### DIRECTIONS FOR THIS TASK
Copy out all lines in the data below containing the string "JSON".

### DATA IN THIS EXERCISE

>> Start

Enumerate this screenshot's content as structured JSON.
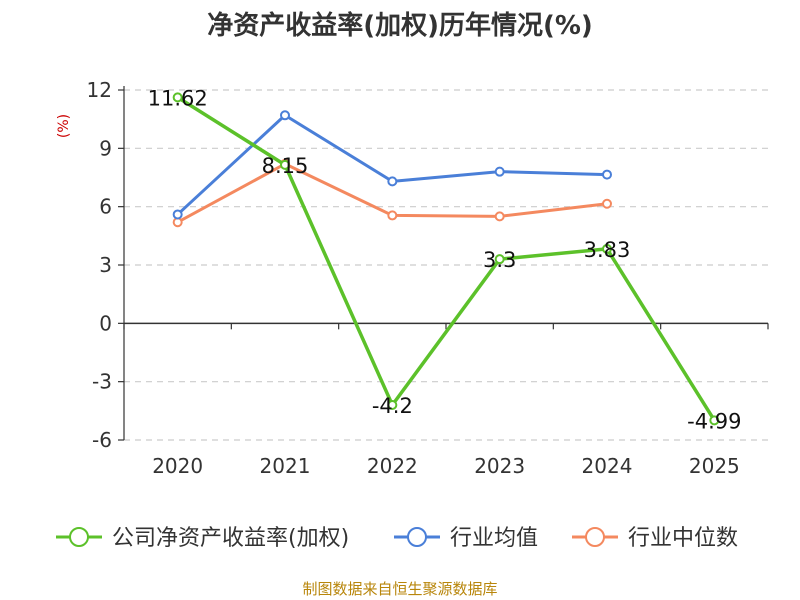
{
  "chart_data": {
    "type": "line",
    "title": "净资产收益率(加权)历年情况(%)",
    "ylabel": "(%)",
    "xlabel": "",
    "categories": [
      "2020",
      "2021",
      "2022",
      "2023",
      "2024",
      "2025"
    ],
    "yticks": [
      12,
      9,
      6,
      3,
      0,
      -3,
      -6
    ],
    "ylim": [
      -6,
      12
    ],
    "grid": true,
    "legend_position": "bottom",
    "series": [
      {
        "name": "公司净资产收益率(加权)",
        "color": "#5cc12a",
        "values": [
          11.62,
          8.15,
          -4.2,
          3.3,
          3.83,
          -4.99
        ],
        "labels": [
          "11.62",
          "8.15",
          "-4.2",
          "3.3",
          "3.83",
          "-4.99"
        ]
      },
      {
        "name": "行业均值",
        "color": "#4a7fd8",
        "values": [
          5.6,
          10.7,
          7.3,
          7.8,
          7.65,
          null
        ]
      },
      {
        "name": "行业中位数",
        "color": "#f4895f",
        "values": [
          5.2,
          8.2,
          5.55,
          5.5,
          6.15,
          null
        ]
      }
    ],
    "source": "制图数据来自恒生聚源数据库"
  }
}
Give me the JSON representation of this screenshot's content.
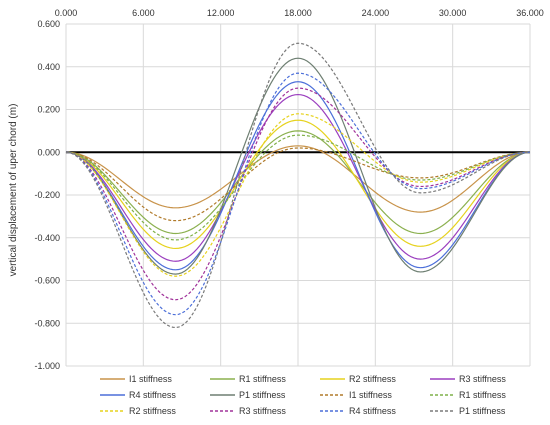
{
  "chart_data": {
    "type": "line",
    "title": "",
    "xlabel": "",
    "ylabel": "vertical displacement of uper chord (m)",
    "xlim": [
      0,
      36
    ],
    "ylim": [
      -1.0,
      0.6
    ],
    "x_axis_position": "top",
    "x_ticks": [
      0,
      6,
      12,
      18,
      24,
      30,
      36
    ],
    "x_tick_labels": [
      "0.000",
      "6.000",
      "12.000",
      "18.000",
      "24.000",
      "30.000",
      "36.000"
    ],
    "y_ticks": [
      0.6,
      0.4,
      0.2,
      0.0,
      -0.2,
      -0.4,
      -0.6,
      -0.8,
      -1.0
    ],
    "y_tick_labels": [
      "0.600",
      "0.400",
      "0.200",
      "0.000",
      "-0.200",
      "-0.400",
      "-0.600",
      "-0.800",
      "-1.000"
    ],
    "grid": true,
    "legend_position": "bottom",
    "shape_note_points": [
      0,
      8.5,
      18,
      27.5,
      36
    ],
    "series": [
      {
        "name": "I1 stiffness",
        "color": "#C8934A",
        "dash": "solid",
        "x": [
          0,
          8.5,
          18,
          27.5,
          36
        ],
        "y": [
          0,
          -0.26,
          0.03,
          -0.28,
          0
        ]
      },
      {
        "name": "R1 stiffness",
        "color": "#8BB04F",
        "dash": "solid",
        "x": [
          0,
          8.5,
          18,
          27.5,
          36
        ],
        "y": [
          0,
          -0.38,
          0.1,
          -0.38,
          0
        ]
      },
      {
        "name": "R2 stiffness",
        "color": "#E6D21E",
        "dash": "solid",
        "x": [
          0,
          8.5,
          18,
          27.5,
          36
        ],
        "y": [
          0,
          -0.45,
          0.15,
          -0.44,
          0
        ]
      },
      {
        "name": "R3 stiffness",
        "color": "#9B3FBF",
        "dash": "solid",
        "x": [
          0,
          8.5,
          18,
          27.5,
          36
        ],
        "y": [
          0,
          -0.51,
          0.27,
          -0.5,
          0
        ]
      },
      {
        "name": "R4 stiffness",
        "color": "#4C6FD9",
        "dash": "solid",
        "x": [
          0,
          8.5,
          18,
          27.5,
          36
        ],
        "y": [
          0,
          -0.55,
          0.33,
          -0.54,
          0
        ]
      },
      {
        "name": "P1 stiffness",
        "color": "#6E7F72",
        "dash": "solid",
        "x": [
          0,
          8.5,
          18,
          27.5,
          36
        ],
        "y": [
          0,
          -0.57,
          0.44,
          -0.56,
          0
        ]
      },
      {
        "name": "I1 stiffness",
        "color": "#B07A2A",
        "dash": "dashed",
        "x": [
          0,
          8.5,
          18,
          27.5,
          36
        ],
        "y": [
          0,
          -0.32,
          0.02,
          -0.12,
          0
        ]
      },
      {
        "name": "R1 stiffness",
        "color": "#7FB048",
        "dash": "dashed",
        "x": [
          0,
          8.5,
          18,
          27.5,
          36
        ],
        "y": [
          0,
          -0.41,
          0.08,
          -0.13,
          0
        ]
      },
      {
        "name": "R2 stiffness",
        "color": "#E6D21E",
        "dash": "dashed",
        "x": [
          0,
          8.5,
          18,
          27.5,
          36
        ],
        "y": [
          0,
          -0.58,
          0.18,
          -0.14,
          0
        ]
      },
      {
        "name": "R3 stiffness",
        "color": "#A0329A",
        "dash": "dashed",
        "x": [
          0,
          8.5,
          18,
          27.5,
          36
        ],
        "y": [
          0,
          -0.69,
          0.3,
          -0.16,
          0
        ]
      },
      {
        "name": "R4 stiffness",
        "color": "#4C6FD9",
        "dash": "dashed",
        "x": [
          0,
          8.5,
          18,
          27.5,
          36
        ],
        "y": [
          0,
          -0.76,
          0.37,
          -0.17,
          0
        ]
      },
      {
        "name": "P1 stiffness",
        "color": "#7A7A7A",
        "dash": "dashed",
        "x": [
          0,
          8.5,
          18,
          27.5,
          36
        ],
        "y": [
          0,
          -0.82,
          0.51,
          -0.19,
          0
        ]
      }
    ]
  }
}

>> End
>> Start

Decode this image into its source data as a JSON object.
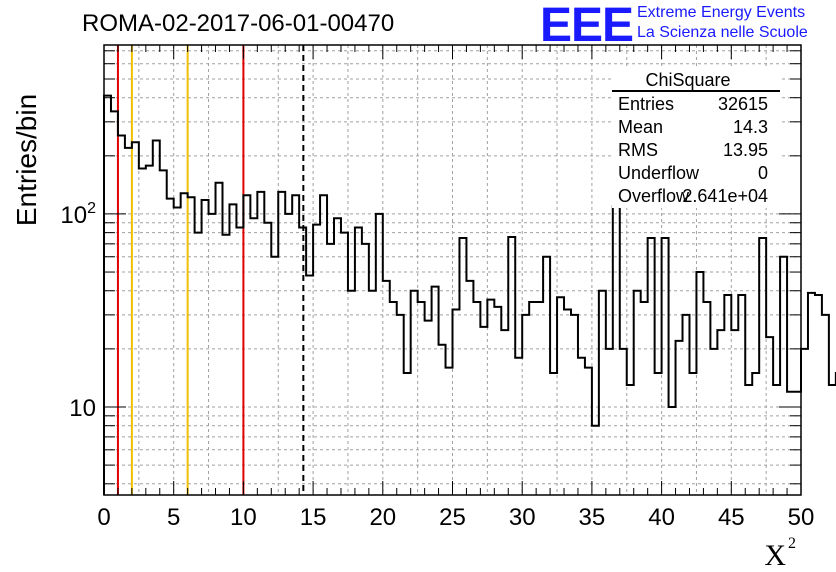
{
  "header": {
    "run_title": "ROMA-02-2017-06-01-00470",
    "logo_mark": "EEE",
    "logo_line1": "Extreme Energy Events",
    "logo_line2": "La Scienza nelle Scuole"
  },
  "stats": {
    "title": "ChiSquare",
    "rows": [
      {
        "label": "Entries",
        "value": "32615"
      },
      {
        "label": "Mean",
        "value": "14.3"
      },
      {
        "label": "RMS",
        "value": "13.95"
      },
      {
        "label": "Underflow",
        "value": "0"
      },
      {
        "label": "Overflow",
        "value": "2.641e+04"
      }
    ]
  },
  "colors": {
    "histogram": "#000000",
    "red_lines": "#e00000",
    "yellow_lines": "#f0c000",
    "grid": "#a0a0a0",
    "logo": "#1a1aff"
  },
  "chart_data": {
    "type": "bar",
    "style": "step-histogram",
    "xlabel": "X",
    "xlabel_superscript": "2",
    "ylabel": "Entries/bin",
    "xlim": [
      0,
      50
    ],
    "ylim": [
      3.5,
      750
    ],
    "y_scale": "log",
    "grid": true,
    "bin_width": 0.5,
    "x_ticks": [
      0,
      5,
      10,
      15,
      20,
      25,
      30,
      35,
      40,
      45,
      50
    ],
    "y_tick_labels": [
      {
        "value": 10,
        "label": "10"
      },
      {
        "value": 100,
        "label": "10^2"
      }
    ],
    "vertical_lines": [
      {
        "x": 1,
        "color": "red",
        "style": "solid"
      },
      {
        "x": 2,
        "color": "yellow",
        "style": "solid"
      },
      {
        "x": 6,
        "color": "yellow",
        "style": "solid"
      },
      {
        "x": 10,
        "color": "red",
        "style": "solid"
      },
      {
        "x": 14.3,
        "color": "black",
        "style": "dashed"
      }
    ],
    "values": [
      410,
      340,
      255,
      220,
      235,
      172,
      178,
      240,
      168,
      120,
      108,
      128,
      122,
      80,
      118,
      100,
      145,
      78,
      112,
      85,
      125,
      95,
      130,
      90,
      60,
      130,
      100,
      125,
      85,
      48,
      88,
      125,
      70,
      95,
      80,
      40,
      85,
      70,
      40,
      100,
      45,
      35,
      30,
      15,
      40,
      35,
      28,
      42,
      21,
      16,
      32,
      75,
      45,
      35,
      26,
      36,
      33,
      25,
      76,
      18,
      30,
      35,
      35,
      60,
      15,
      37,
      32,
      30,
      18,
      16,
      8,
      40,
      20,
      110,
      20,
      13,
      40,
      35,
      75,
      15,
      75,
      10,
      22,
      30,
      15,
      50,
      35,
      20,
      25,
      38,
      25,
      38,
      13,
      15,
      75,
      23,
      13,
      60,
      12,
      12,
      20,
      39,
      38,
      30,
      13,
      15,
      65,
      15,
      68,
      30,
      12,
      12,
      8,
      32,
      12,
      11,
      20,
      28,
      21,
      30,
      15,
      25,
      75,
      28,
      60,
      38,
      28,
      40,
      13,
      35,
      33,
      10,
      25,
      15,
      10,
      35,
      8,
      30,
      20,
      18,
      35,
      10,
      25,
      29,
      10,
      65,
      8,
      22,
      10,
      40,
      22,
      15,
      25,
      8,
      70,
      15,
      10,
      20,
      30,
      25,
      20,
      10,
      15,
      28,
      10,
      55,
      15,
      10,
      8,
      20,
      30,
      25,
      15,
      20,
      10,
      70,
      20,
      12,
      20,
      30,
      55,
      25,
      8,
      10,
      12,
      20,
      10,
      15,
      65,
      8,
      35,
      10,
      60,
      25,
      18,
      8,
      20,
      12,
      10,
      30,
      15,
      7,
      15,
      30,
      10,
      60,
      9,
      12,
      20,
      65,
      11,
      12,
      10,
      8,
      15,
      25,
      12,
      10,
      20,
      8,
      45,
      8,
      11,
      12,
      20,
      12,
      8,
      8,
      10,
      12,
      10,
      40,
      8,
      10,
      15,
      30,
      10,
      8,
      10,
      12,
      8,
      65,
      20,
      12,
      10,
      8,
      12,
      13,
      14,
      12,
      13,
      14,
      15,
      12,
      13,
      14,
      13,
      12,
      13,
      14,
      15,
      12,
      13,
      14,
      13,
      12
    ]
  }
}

>> End
>> Start

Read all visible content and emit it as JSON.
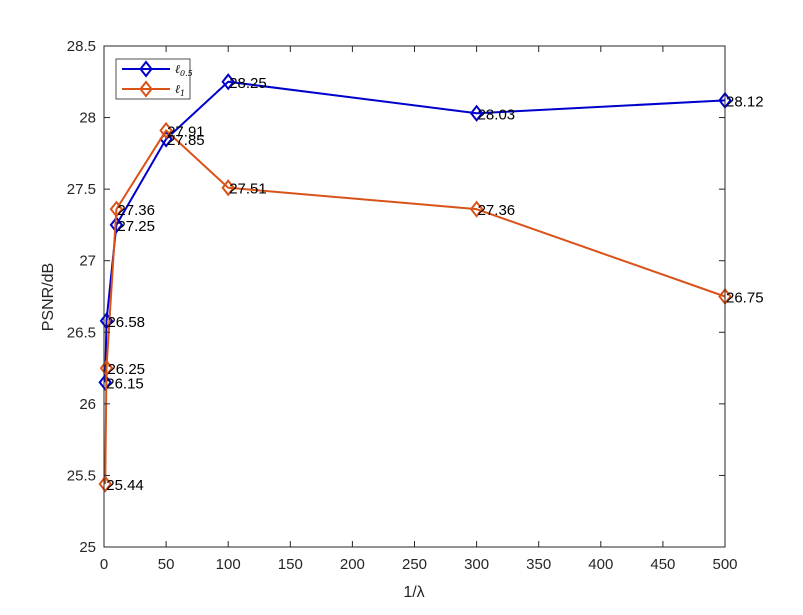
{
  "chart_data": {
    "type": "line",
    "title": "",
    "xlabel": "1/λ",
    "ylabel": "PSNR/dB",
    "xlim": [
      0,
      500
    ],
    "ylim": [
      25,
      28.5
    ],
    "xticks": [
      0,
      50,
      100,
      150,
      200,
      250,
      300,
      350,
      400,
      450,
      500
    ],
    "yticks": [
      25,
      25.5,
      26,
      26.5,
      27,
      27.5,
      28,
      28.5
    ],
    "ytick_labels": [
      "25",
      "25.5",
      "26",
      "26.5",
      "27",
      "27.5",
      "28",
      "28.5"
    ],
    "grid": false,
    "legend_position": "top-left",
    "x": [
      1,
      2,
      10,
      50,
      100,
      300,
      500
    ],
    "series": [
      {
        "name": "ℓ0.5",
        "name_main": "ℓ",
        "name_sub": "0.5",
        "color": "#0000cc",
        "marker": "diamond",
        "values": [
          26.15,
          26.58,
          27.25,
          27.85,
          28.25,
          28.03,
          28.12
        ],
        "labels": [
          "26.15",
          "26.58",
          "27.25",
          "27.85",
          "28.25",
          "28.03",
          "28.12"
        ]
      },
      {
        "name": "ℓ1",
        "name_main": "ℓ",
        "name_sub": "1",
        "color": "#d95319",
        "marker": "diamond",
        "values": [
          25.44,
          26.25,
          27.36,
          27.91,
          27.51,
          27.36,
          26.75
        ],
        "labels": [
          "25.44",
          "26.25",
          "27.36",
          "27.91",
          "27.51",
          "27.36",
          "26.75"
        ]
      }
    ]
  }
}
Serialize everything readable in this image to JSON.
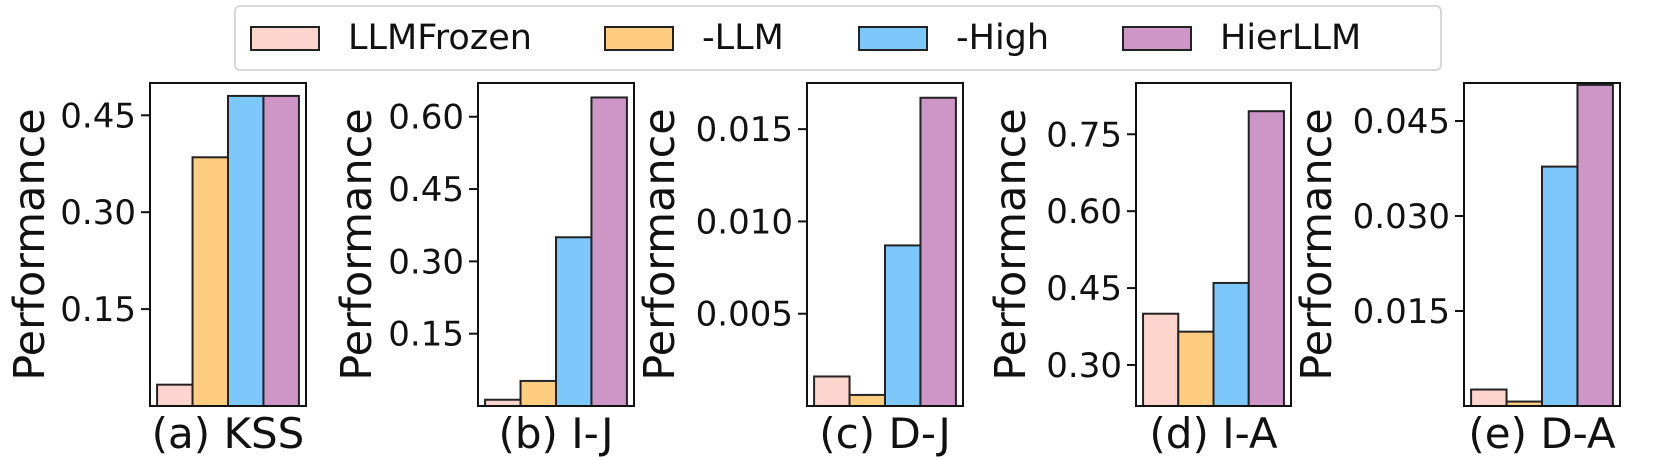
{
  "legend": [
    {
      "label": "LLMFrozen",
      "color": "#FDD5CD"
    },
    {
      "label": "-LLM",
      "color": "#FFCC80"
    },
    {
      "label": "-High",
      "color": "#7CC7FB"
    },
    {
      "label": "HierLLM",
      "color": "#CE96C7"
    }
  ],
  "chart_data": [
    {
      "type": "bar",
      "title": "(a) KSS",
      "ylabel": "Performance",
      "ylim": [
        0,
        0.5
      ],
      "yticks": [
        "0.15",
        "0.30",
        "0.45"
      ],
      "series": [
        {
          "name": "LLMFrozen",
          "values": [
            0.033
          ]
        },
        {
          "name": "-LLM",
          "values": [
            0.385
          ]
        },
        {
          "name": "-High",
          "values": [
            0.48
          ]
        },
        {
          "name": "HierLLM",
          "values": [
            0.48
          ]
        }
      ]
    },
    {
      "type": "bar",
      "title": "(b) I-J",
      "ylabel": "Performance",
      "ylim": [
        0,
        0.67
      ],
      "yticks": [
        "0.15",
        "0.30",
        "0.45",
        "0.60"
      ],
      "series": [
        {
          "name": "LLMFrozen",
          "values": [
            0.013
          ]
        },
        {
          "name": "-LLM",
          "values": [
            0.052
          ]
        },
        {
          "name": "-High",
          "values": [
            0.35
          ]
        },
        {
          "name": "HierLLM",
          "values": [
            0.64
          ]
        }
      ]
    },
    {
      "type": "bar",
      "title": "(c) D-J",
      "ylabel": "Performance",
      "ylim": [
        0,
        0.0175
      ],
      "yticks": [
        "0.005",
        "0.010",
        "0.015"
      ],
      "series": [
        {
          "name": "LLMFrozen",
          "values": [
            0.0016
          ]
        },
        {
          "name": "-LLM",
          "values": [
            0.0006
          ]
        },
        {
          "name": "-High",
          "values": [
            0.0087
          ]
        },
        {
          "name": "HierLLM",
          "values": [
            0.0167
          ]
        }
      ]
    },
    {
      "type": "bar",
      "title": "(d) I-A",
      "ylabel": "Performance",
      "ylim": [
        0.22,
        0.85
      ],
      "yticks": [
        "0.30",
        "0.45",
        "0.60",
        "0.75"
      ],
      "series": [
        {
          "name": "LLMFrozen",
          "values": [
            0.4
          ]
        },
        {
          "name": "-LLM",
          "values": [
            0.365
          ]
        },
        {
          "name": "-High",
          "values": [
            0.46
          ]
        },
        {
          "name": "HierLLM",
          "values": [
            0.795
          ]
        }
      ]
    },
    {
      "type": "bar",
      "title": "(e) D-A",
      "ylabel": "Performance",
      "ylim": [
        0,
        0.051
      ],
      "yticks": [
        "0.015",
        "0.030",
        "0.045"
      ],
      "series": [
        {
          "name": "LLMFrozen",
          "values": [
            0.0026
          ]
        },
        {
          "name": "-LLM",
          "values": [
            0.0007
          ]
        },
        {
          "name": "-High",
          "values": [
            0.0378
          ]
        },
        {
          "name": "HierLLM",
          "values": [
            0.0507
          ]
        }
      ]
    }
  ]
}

>> End

### RESULT FOR THIS TASK
Enumerate this screenshot's content as structured JSON.
Give me the JSON representation of this screenshot's content.
Decode this image into its source data as a JSON object.
Read all visible content and emit it as JSON.
Serialize everything readable in this image to JSON.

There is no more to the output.